--- WHAT IS NEEDED ---
Write out the entire listing below exactly as it appears, minus any pictures.

--- MATERIALS PROVIDED ---
= = = = = = =

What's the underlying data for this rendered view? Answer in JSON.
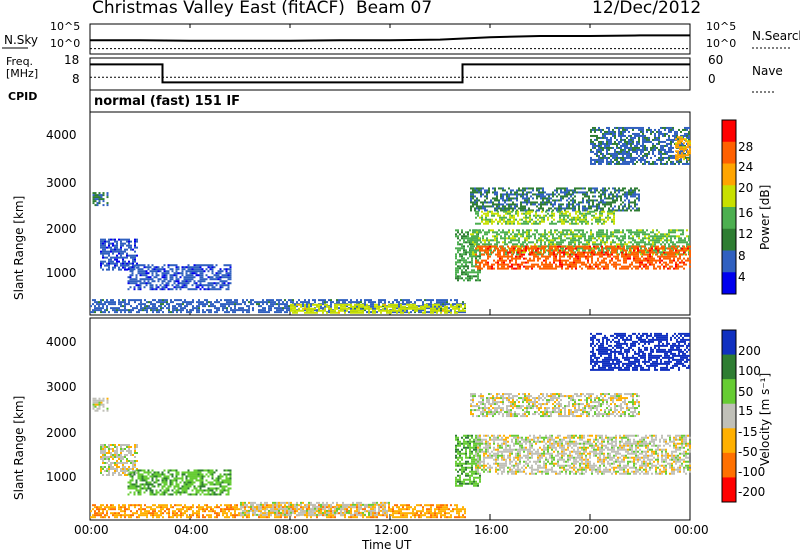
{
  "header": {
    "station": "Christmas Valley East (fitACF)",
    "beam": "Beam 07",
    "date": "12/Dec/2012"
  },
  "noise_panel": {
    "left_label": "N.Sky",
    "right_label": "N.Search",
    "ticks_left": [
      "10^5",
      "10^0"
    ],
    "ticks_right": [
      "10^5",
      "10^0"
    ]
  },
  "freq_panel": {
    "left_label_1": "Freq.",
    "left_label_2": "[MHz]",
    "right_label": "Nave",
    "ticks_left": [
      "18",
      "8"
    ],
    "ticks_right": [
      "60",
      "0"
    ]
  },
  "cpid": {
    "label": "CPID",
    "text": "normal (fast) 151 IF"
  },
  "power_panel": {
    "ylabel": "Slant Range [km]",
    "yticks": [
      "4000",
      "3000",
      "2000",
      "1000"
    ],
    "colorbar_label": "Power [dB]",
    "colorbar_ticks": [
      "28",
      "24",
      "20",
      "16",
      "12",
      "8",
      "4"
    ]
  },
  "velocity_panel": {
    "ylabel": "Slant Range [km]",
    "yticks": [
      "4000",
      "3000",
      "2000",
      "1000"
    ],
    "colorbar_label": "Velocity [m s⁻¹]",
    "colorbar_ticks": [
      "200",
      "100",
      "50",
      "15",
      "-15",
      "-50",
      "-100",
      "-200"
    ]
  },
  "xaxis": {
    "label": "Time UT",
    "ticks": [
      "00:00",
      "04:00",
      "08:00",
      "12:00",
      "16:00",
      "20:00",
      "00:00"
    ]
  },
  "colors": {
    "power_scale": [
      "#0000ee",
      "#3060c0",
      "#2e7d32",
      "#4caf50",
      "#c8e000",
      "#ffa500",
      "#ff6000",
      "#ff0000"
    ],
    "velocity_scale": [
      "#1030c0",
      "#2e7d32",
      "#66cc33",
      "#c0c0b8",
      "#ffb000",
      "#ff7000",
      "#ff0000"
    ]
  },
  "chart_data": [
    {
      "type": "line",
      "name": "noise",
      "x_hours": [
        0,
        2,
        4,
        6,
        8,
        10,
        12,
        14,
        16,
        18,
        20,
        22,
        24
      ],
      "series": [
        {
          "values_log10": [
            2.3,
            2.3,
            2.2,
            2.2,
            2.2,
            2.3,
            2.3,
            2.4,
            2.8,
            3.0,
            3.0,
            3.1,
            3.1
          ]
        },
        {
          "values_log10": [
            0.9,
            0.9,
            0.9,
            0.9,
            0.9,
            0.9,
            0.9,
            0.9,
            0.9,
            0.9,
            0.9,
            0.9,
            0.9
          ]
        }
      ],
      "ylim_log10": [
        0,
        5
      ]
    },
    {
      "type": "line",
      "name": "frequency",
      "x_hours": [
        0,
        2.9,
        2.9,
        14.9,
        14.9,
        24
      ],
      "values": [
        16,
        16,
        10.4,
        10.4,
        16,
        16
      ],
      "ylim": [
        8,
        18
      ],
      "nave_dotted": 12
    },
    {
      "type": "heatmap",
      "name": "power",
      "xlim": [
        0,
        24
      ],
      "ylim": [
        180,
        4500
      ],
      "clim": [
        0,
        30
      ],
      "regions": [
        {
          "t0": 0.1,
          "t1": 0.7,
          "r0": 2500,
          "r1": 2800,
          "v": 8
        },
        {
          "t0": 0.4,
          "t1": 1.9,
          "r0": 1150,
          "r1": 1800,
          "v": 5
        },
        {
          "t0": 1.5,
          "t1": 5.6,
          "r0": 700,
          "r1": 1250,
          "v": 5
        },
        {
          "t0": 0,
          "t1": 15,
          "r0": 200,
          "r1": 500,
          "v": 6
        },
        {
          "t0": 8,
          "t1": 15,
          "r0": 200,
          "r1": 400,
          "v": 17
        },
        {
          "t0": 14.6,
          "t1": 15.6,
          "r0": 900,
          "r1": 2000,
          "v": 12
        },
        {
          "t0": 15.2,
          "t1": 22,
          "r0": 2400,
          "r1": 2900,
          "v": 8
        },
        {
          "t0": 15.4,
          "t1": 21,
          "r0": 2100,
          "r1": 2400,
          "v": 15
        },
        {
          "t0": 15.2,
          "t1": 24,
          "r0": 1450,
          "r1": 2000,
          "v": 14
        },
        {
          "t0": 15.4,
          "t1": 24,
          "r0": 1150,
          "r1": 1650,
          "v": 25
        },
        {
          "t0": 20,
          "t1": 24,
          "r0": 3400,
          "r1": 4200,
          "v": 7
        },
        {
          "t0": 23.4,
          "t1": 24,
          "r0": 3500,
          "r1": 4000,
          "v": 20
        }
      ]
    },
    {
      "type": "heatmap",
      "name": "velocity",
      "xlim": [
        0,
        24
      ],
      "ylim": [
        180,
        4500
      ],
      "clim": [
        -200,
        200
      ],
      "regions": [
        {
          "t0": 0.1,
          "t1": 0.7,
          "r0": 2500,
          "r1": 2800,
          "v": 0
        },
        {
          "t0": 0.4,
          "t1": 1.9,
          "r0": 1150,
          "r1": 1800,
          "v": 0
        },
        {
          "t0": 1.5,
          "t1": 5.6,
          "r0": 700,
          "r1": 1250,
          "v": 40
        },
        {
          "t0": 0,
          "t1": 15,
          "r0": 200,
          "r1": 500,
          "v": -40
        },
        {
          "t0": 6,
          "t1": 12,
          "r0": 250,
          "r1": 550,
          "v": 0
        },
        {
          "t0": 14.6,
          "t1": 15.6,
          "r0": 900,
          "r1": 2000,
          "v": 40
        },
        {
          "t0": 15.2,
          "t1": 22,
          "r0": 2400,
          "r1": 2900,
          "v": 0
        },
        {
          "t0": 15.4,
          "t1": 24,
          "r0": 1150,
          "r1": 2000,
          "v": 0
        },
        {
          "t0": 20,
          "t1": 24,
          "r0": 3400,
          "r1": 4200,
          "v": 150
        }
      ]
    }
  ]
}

= = = = = = =

--- TASK ANSWER ---
What's the underlying data for this rendered view? Answer in JSON.
{
  "header": {
    "station": "Christmas Valley East (fitACF)",
    "beam": "Beam 07",
    "date": "12/Dec/2012"
  },
  "noise_panel": {
    "left_label": "N.Sky",
    "right_label": "N.Search",
    "ticks_left": [
      "10^5",
      "10^0"
    ],
    "ticks_right": [
      "10^5",
      "10^0"
    ]
  },
  "freq_panel": {
    "left_label_1": "Freq.",
    "left_label_2": "[MHz]",
    "right_label": "Nave",
    "ticks_left": [
      "18",
      "8"
    ],
    "ticks_right": [
      "60",
      "0"
    ]
  },
  "cpid": {
    "label": "CPID",
    "text": "normal (fast) 151 IF"
  },
  "power_panel": {
    "ylabel": "Slant Range [km]",
    "yticks": [
      "4000",
      "3000",
      "2000",
      "1000"
    ],
    "colorbar_label": "Power [dB]",
    "colorbar_ticks": [
      "28",
      "24",
      "20",
      "16",
      "12",
      "8",
      "4"
    ]
  },
  "velocity_panel": {
    "ylabel": "Slant Range [km]",
    "yticks": [
      "4000",
      "3000",
      "2000",
      "1000"
    ],
    "colorbar_label": "Velocity [m s⁻¹]",
    "colorbar_ticks": [
      "200",
      "100",
      "50",
      "15",
      "-15",
      "-50",
      "-100",
      "-200"
    ]
  },
  "xaxis": {
    "label": "Time UT",
    "ticks": [
      "00:00",
      "04:00",
      "08:00",
      "12:00",
      "16:00",
      "20:00",
      "00:00"
    ]
  },
  "colors": {
    "power_scale": [
      "#0000ee",
      "#3060c0",
      "#2e7d32",
      "#4caf50",
      "#c8e000",
      "#ffa500",
      "#ff6000",
      "#ff0000"
    ],
    "velocity_scale": [
      "#1030c0",
      "#2e7d32",
      "#66cc33",
      "#c0c0b8",
      "#ffb000",
      "#ff7000",
      "#ff0000"
    ]
  },
  "chart_data": [
    {
      "type": "line",
      "name": "noise",
      "x_hours": [
        0,
        2,
        4,
        6,
        8,
        10,
        12,
        14,
        16,
        18,
        20,
        22,
        24
      ],
      "series": [
        {
          "values_log10": [
            2.3,
            2.3,
            2.2,
            2.2,
            2.2,
            2.3,
            2.3,
            2.4,
            2.8,
            3.0,
            3.0,
            3.1,
            3.1
          ]
        },
        {
          "values_log10": [
            0.9,
            0.9,
            0.9,
            0.9,
            0.9,
            0.9,
            0.9,
            0.9,
            0.9,
            0.9,
            0.9,
            0.9,
            0.9
          ]
        }
      ],
      "ylim_log10": [
        0,
        5
      ]
    },
    {
      "type": "line",
      "name": "frequency",
      "x_hours": [
        0,
        2.9,
        2.9,
        14.9,
        14.9,
        24
      ],
      "values": [
        16,
        16,
        10.4,
        10.4,
        16,
        16
      ],
      "ylim": [
        8,
        18
      ],
      "nave_dotted": 12
    },
    {
      "type": "heatmap",
      "name": "power",
      "xlim": [
        0,
        24
      ],
      "ylim": [
        180,
        4500
      ],
      "clim": [
        0,
        30
      ],
      "regions": [
        {
          "t0": 0.1,
          "t1": 0.7,
          "r0": 2500,
          "r1": 2800,
          "v": 8
        },
        {
          "t0": 0.4,
          "t1": 1.9,
          "r0": 1150,
          "r1": 1800,
          "v": 5
        },
        {
          "t0": 1.5,
          "t1": 5.6,
          "r0": 700,
          "r1": 1250,
          "v": 5
        },
        {
          "t0": 0,
          "t1": 15,
          "r0": 200,
          "r1": 500,
          "v": 6
        },
        {
          "t0": 8,
          "t1": 15,
          "r0": 200,
          "r1": 400,
          "v": 17
        },
        {
          "t0": 14.6,
          "t1": 15.6,
          "r0": 900,
          "r1": 2000,
          "v": 12
        },
        {
          "t0": 15.2,
          "t1": 22,
          "r0": 2400,
          "r1": 2900,
          "v": 8
        },
        {
          "t0": 15.4,
          "t1": 21,
          "r0": 2100,
          "r1": 2400,
          "v": 15
        },
        {
          "t0": 15.2,
          "t1": 24,
          "r0": 1450,
          "r1": 2000,
          "v": 14
        },
        {
          "t0": 15.4,
          "t1": 24,
          "r0": 1150,
          "r1": 1650,
          "v": 25
        },
        {
          "t0": 20,
          "t1": 24,
          "r0": 3400,
          "r1": 4200,
          "v": 7
        },
        {
          "t0": 23.4,
          "t1": 24,
          "r0": 3500,
          "r1": 4000,
          "v": 20
        }
      ]
    },
    {
      "type": "heatmap",
      "name": "velocity",
      "xlim": [
        0,
        24
      ],
      "ylim": [
        180,
        4500
      ],
      "clim": [
        -200,
        200
      ],
      "regions": [
        {
          "t0": 0.1,
          "t1": 0.7,
          "r0": 2500,
          "r1": 2800,
          "v": 0
        },
        {
          "t0": 0.4,
          "t1": 1.9,
          "r0": 1150,
          "r1": 1800,
          "v": 0
        },
        {
          "t0": 1.5,
          "t1": 5.6,
          "r0": 700,
          "r1": 1250,
          "v": 40
        },
        {
          "t0": 0,
          "t1": 15,
          "r0": 200,
          "r1": 500,
          "v": -40
        },
        {
          "t0": 6,
          "t1": 12,
          "r0": 250,
          "r1": 550,
          "v": 0
        },
        {
          "t0": 14.6,
          "t1": 15.6,
          "r0": 900,
          "r1": 2000,
          "v": 40
        },
        {
          "t0": 15.2,
          "t1": 22,
          "r0": 2400,
          "r1": 2900,
          "v": 0
        },
        {
          "t0": 15.4,
          "t1": 24,
          "r0": 1150,
          "r1": 2000,
          "v": 0
        },
        {
          "t0": 20,
          "t1": 24,
          "r0": 3400,
          "r1": 4200,
          "v": 150
        }
      ]
    }
  ]
}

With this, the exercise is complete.